Exercise inputs

━━━━━━━━━━━━━━━━

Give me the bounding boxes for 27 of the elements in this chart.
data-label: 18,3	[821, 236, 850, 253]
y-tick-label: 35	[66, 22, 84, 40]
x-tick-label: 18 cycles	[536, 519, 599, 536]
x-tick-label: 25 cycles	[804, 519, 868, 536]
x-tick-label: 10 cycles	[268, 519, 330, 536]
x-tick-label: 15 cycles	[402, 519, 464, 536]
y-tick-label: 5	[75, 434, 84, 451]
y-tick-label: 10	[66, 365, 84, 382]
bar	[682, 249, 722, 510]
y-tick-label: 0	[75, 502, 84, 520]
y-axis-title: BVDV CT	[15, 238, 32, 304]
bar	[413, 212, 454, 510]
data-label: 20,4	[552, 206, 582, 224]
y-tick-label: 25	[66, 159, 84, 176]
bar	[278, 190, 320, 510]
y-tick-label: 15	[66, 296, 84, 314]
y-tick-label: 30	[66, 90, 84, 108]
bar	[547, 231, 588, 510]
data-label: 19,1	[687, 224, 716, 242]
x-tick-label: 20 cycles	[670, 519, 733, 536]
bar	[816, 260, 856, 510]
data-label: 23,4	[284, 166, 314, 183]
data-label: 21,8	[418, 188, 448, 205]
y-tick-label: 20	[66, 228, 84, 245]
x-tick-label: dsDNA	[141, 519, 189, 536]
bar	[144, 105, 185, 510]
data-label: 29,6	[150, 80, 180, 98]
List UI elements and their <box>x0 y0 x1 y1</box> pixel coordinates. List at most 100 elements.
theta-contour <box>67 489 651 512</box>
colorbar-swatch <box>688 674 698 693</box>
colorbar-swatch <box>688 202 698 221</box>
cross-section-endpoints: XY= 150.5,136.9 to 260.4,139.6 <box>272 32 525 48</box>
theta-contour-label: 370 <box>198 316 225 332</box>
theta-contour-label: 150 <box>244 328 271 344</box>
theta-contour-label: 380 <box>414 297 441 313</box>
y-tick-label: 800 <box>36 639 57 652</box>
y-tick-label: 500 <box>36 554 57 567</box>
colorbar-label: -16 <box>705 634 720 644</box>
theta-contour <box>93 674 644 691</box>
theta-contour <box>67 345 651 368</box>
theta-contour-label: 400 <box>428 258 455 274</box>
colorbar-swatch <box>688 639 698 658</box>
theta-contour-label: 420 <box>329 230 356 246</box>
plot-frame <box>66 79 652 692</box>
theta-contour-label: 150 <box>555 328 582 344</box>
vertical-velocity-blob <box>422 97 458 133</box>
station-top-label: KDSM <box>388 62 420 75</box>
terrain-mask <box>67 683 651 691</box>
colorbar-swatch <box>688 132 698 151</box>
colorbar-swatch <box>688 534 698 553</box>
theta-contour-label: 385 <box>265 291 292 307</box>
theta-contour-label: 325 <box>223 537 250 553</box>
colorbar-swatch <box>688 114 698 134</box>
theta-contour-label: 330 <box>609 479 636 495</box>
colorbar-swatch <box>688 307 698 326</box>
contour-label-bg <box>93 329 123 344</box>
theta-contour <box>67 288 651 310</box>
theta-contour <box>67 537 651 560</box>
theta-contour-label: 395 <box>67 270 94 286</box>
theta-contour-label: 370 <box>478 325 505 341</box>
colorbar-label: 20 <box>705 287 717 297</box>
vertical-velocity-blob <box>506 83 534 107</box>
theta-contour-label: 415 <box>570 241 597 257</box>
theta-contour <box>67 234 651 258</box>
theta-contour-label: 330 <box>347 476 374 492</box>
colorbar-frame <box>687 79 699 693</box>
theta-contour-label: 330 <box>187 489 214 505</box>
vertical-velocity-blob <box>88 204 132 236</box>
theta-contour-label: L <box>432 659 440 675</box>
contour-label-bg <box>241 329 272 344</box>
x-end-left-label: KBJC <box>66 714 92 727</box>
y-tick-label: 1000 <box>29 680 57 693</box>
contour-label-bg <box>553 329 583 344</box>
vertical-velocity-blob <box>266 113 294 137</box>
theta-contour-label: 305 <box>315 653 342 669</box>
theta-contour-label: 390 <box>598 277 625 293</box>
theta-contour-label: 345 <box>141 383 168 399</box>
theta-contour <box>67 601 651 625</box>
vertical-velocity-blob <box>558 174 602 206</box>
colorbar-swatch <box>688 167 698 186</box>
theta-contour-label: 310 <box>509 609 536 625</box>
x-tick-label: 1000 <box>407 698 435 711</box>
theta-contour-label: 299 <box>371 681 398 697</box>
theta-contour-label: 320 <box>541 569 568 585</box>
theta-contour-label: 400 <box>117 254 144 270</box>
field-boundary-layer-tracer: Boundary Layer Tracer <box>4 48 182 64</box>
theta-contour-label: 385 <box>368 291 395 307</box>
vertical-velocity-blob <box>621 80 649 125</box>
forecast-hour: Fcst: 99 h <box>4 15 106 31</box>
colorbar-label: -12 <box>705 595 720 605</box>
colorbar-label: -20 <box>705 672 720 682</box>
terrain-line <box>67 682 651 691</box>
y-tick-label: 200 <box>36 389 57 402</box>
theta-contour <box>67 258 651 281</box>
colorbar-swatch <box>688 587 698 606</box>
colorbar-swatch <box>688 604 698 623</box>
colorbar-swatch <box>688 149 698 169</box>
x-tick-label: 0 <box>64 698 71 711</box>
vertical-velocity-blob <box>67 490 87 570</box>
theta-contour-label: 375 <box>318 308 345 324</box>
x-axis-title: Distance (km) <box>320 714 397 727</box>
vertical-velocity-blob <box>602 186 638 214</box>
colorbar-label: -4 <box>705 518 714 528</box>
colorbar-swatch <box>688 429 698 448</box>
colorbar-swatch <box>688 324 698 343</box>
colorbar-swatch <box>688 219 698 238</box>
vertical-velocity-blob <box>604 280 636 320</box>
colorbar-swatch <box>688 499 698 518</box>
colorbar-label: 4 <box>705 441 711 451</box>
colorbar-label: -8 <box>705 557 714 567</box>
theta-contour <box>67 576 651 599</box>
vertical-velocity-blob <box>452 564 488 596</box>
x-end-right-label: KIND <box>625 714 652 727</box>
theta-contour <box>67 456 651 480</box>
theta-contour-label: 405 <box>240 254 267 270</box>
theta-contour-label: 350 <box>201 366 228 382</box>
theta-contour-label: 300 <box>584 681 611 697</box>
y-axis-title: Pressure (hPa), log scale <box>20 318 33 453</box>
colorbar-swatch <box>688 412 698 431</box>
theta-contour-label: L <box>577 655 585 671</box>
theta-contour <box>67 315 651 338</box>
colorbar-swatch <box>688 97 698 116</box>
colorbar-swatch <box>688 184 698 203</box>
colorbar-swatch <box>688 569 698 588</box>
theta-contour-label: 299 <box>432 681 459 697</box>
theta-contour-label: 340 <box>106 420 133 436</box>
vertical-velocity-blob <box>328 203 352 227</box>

━━━━━━━━━━━━━━━━

Copy every line of the items above word for word.

Solution to this problem
Give me the bounding boxes for 27 of the elements in this chart.
data-label: 18,3	[821, 236, 850, 253]
y-tick-label: 35	[66, 22, 84, 40]
x-tick-label: 18 cycles	[536, 519, 599, 536]
x-tick-label: 25 cycles	[804, 519, 868, 536]
x-tick-label: 10 cycles	[268, 519, 330, 536]
x-tick-label: 15 cycles	[402, 519, 464, 536]
y-tick-label: 5	[75, 434, 84, 451]
y-tick-label: 10	[66, 365, 84, 382]
bar	[682, 249, 722, 510]
y-tick-label: 0	[75, 502, 84, 520]
y-axis-title: BVDV CT	[15, 238, 32, 304]
bar	[413, 212, 454, 510]
data-label: 20,4	[552, 206, 582, 224]
y-tick-label: 25	[66, 159, 84, 176]
bar	[278, 190, 320, 510]
y-tick-label: 15	[66, 296, 84, 314]
y-tick-label: 30	[66, 90, 84, 108]
bar	[547, 231, 588, 510]
data-label: 19,1	[687, 224, 716, 242]
x-tick-label: 20 cycles	[670, 519, 733, 536]
bar	[816, 260, 856, 510]
data-label: 23,4	[284, 166, 314, 183]
data-label: 21,8	[418, 188, 448, 205]
y-tick-label: 20	[66, 228, 84, 245]
x-tick-label: dsDNA	[141, 519, 189, 536]
bar	[144, 105, 185, 510]
data-label: 29,6	[150, 80, 180, 98]
List UI elements and their <box>x0 y0 x1 y1</box> pixel coordinates. List at most 100 elements.
theta-contour <box>67 489 651 512</box>
colorbar-swatch <box>688 674 698 693</box>
colorbar-swatch <box>688 202 698 221</box>
cross-section-endpoints: XY= 150.5,136.9 to 260.4,139.6 <box>272 32 525 48</box>
theta-contour-label: 370 <box>198 316 225 332</box>
theta-contour-label: 150 <box>244 328 271 344</box>
theta-contour-label: 380 <box>414 297 441 313</box>
y-tick-label: 800 <box>36 639 57 652</box>
y-tick-label: 500 <box>36 554 57 567</box>
colorbar-label: -16 <box>705 634 720 644</box>
theta-contour <box>93 674 644 691</box>
theta-contour <box>67 345 651 368</box>
theta-contour-label: 400 <box>428 258 455 274</box>
colorbar-swatch <box>688 639 698 658</box>
theta-contour-label: 420 <box>329 230 356 246</box>
plot-frame <box>66 79 652 692</box>
theta-contour-label: 150 <box>555 328 582 344</box>
vertical-velocity-blob <box>422 97 458 133</box>
station-top-label: KDSM <box>388 62 420 75</box>
terrain-mask <box>67 683 651 691</box>
colorbar-swatch <box>688 132 698 151</box>
colorbar-swatch <box>688 534 698 553</box>
theta-contour-label: 385 <box>265 291 292 307</box>
theta-contour-label: 325 <box>223 537 250 553</box>
colorbar-swatch <box>688 114 698 134</box>
theta-contour-label: 330 <box>609 479 636 495</box>
colorbar-swatch <box>688 307 698 326</box>
contour-label-bg <box>93 329 123 344</box>
theta-contour <box>67 288 651 310</box>
theta-contour <box>67 537 651 560</box>
theta-contour-label: 395 <box>67 270 94 286</box>
theta-contour-label: 370 <box>478 325 505 341</box>
colorbar-label: 20 <box>705 287 717 297</box>
vertical-velocity-blob <box>506 83 534 107</box>
theta-contour-label: 415 <box>570 241 597 257</box>
theta-contour <box>67 234 651 258</box>
theta-contour-label: 330 <box>347 476 374 492</box>
colorbar-frame <box>687 79 699 693</box>
theta-contour-label: 330 <box>187 489 214 505</box>
vertical-velocity-blob <box>88 204 132 236</box>
theta-contour-label: L <box>432 659 440 675</box>
contour-label-bg <box>241 329 272 344</box>
x-end-left-label: KBJC <box>66 714 92 727</box>
y-tick-label: 1000 <box>29 680 57 693</box>
contour-label-bg <box>553 329 583 344</box>
vertical-velocity-blob <box>266 113 294 137</box>
theta-contour-label: 305 <box>315 653 342 669</box>
theta-contour-label: 390 <box>598 277 625 293</box>
theta-contour-label: 345 <box>141 383 168 399</box>
theta-contour <box>67 601 651 625</box>
vertical-velocity-blob <box>558 174 602 206</box>
colorbar-swatch <box>688 167 698 186</box>
theta-contour-label: 310 <box>509 609 536 625</box>
x-tick-label: 1000 <box>407 698 435 711</box>
theta-contour-label: 299 <box>371 681 398 697</box>
theta-contour-label: 320 <box>541 569 568 585</box>
theta-contour-label: 400 <box>117 254 144 270</box>
field-boundary-layer-tracer: Boundary Layer Tracer <box>4 48 182 64</box>
theta-contour-label: 385 <box>368 291 395 307</box>
vertical-velocity-blob <box>621 80 649 125</box>
forecast-hour: Fcst: 99 h <box>4 15 106 31</box>
colorbar-label: -12 <box>705 595 720 605</box>
colorbar-label: -20 <box>705 672 720 682</box>
terrain-line <box>67 682 651 691</box>
y-tick-label: 200 <box>36 389 57 402</box>
theta-contour <box>67 258 651 281</box>
colorbar-swatch <box>688 587 698 606</box>
colorbar-swatch <box>688 604 698 623</box>
colorbar-swatch <box>688 149 698 169</box>
x-tick-label: 0 <box>64 698 71 711</box>
vertical-velocity-blob <box>67 490 87 570</box>
theta-contour-label: 375 <box>318 308 345 324</box>
x-axis-title: Distance (km) <box>320 714 397 727</box>
vertical-velocity-blob <box>602 186 638 214</box>
colorbar-label: -4 <box>705 518 714 528</box>
colorbar-swatch <box>688 429 698 448</box>
colorbar-swatch <box>688 324 698 343</box>
colorbar-swatch <box>688 219 698 238</box>
vertical-velocity-blob <box>604 280 636 320</box>
colorbar-swatch <box>688 499 698 518</box>
colorbar-label: 4 <box>705 441 711 451</box>
colorbar-label: -8 <box>705 557 714 567</box>
theta-contour <box>67 576 651 599</box>
vertical-velocity-blob <box>452 564 488 596</box>
x-end-right-label: KIND <box>625 714 652 727</box>
theta-contour <box>67 456 651 480</box>
theta-contour-label: 405 <box>240 254 267 270</box>
theta-contour-label: 350 <box>201 366 228 382</box>
theta-contour-label: 300 <box>584 681 611 697</box>
y-axis-title: Pressure (hPa), log scale <box>20 318 33 453</box>
colorbar-swatch <box>688 412 698 431</box>
theta-contour-label: L <box>577 655 585 671</box>
theta-contour <box>67 315 651 338</box>
colorbar-swatch <box>688 97 698 116</box>
colorbar-swatch <box>688 184 698 203</box>
colorbar-swatch <box>688 569 698 588</box>
theta-contour-label: 299 <box>432 681 459 697</box>
theta-contour-label: 340 <box>106 420 133 436</box>
vertical-velocity-blob <box>328 203 352 227</box>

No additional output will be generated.